[Direction]:
Every line below must be reproduced exactly. Copy them all.

-- begin --

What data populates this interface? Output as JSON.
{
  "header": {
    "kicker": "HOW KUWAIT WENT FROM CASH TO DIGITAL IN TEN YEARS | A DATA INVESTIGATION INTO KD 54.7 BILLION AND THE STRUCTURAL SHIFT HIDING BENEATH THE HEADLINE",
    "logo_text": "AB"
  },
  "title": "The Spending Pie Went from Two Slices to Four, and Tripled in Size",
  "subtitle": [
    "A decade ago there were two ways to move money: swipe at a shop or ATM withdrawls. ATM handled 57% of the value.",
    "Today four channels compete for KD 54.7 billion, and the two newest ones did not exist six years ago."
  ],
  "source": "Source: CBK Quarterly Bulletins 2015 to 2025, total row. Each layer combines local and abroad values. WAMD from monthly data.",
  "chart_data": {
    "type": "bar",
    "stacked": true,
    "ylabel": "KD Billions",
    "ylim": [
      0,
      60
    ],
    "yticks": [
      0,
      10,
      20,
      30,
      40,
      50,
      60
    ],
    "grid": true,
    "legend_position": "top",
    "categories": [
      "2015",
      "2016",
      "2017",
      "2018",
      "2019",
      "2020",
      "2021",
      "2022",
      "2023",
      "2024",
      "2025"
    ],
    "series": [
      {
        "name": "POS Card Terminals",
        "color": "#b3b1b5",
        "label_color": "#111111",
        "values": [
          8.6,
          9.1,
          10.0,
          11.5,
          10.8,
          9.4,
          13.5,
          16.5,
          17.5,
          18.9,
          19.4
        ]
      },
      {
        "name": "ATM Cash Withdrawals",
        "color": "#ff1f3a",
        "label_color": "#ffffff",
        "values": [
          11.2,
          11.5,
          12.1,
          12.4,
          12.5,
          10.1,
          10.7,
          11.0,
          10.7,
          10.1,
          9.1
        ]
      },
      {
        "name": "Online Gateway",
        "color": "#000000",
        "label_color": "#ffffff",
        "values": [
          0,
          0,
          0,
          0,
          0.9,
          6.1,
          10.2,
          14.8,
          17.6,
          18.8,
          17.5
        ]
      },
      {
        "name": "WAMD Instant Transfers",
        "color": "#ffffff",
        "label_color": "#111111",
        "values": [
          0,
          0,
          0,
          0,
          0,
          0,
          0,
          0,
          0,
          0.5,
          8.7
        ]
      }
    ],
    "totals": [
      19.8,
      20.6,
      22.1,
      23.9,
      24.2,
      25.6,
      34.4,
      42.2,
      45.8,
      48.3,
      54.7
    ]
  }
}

-- end --

[Result of this exercise]:
What data populates this interface? Output as JSON.
{
  "header": {
    "kicker": "HOW KUWAIT WENT FROM CASH TO DIGITAL IN TEN YEARS | A DATA INVESTIGATION INTO KD 54.7 BILLION AND THE STRUCTURAL SHIFT HIDING BENEATH THE HEADLINE",
    "logo_text": "AB"
  },
  "title": "The Spending Pie Went from Two Slices to Four, and Tripled in Size",
  "subtitle": [
    "A decade ago there were two ways to move money: swipe at a shop or ATM withdrawls. ATM handled 57% of the value.",
    "Today four channels compete for KD 54.7 billion, and the two newest ones did not exist six years ago."
  ],
  "source": "Source: CBK Quarterly Bulletins 2015 to 2025, total row. Each layer combines local and abroad values. WAMD from monthly data.",
  "chart_data": {
    "type": "bar",
    "stacked": true,
    "ylabel": "KD Billions",
    "ylim": [
      0,
      60
    ],
    "yticks": [
      0,
      10,
      20,
      30,
      40,
      50,
      60
    ],
    "grid": true,
    "legend_position": "top",
    "categories": [
      "2015",
      "2016",
      "2017",
      "2018",
      "2019",
      "2020",
      "2021",
      "2022",
      "2023",
      "2024",
      "2025"
    ],
    "series": [
      {
        "name": "POS Card Terminals",
        "color": "#b3b1b5",
        "label_color": "#111111",
        "values": [
          8.6,
          9.1,
          10.0,
          11.5,
          10.8,
          9.4,
          13.5,
          16.5,
          17.5,
          18.9,
          19.4
        ]
      },
      {
        "name": "ATM Cash Withdrawals",
        "color": "#ff1f3a",
        "label_color": "#ffffff",
        "values": [
          11.2,
          11.5,
          12.1,
          12.4,
          12.5,
          10.1,
          10.7,
          11.0,
          10.7,
          10.1,
          9.1
        ]
      },
      {
        "name": "Online Gateway",
        "color": "#000000",
        "label_color": "#ffffff",
        "values": [
          0,
          0,
          0,
          0,
          0.9,
          6.1,
          10.2,
          14.8,
          17.6,
          18.8,
          17.5
        ]
      },
      {
        "name": "WAMD Instant Transfers",
        "color": "#ffffff",
        "label_color": "#111111",
        "values": [
          0,
          0,
          0,
          0,
          0,
          0,
          0,
          0,
          0,
          0.5,
          8.7
        ]
      }
    ],
    "totals": [
      19.8,
      20.6,
      22.1,
      23.9,
      24.2,
      25.6,
      34.4,
      42.2,
      45.8,
      48.3,
      54.7
    ]
  }
}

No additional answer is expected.